Every entry here needs to be repeated exactly.

>> Start Record list

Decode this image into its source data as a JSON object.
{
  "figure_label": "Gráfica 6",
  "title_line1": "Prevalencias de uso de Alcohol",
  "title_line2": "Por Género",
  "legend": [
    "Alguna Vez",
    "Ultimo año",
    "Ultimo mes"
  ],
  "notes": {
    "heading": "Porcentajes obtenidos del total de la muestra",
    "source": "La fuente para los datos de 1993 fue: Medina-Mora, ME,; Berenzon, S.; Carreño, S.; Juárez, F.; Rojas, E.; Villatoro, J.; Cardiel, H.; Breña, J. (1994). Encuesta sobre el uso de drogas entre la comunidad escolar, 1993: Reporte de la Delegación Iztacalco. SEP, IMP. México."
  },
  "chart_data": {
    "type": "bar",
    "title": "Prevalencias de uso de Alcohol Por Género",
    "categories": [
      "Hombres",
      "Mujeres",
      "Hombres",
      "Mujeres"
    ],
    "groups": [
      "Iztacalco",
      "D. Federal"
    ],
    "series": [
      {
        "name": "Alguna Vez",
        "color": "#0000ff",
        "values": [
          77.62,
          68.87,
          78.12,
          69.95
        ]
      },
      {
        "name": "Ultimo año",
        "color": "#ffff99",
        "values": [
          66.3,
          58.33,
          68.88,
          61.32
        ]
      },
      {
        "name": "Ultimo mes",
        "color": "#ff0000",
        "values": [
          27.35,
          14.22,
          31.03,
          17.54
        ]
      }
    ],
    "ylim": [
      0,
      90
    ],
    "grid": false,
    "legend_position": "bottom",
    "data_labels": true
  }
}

>> End Record list

Full answer:
Decode this image into its source data as a JSON object.
{
  "figure_label": "Gráfica 6",
  "title_line1": "Prevalencias de uso de Alcohol",
  "title_line2": "Por Género",
  "legend": [
    "Alguna Vez",
    "Ultimo año",
    "Ultimo mes"
  ],
  "notes": {
    "heading": "Porcentajes obtenidos del total de la muestra",
    "source": "La fuente para los datos de 1993 fue: Medina-Mora, ME,; Berenzon, S.; Carreño, S.; Juárez, F.; Rojas, E.; Villatoro, J.; Cardiel, H.; Breña, J. (1994). Encuesta sobre el uso de drogas entre la comunidad escolar, 1993: Reporte de la Delegación Iztacalco. SEP, IMP. México."
  },
  "chart_data": {
    "type": "bar",
    "title": "Prevalencias de uso de Alcohol Por Género",
    "categories": [
      "Hombres",
      "Mujeres",
      "Hombres",
      "Mujeres"
    ],
    "groups": [
      "Iztacalco",
      "D. Federal"
    ],
    "series": [
      {
        "name": "Alguna Vez",
        "color": "#0000ff",
        "values": [
          77.62,
          68.87,
          78.12,
          69.95
        ]
      },
      {
        "name": "Ultimo año",
        "color": "#ffff99",
        "values": [
          66.3,
          58.33,
          68.88,
          61.32
        ]
      },
      {
        "name": "Ultimo mes",
        "color": "#ff0000",
        "values": [
          27.35,
          14.22,
          31.03,
          17.54
        ]
      }
    ],
    "ylim": [
      0,
      90
    ],
    "grid": false,
    "legend_position": "bottom",
    "data_labels": true
  }
}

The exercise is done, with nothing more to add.